CHALLENGE:
Your task is to repeat the entries word for word while leaving out the pictures.

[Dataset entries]
------------
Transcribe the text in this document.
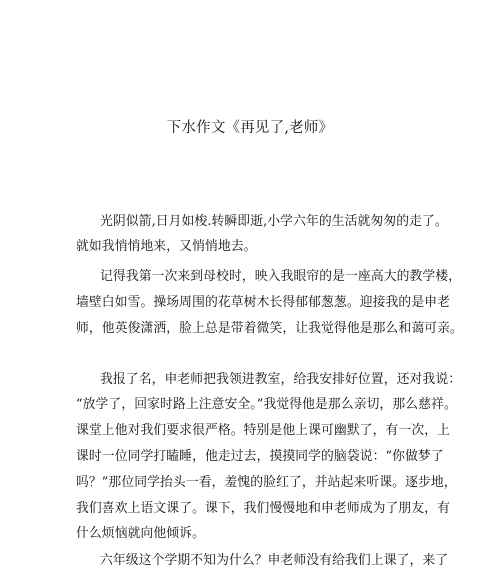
下水作文《再见了,老师》
光阴似箭,日月如梭.转瞬即逝,小学六年的生活就匆匆的走了。
就如我悄悄地来，又悄悄地去。
记得我第一次来到母校时，映入我眼帘的是一座高大的教学楼，
墙壁白如雪。操场周围的花草树木长得郁郁葱葱。迎接我的是申老
师，他英俊潇洒，脸上总是带着微笑，让我觉得他是那么和蔼可亲。
我报了名，申老师把我领进教室，给我安排好位置，还对我说：
“放学了，回家时路上注意安全。”我觉得他是那么亲切，那么慈祥。
课堂上他对我们要求很严格。特别是他上课可幽默了，有一次，上
课时一位同学打瞌睡，他走过去，摸摸同学的脑袋说：“你做梦了
吗？”那位同学抬头一看，羞愧的脸红了，并站起来听课。逐步地，
我们喜欢上语文课了。课下，我们慢慢地和申老师成为了朋友，有
什么烦恼就向他倾诉。
六年级这个学期不知为什么？申老师没有给我们上课了，来了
------------
OUTPUT:
Transcribe the text in this document.
下水作文《再见了,老师》
光阴似箭,日月如梭.转瞬即逝,小学六年的生活就匆匆的走了。
就如我悄悄地来，又悄悄地去。
记得我第一次来到母校时，映入我眼帘的是一座高大的教学楼，
墙壁白如雪。操场周围的花草树木长得郁郁葱葱。迎接我的是申老
师，他英俊潇洒，脸上总是带着微笑，让我觉得他是那么和蔼可亲。
我报了名，申老师把我领进教室，给我安排好位置，还对我说：
“放学了，回家时路上注意安全。”我觉得他是那么亲切，那么慈祥。
课堂上他对我们要求很严格。特别是他上课可幽默了，有一次，上
课时一位同学打瞌睡，他走过去，摸摸同学的脑袋说：“你做梦了
吗？”那位同学抬头一看，羞愧的脸红了，并站起来听课。逐步地，
我们喜欢上语文课了。课下，我们慢慢地和申老师成为了朋友，有
什么烦恼就向他倾诉。
六年级这个学期不知为什么？申老师没有给我们上课了，来了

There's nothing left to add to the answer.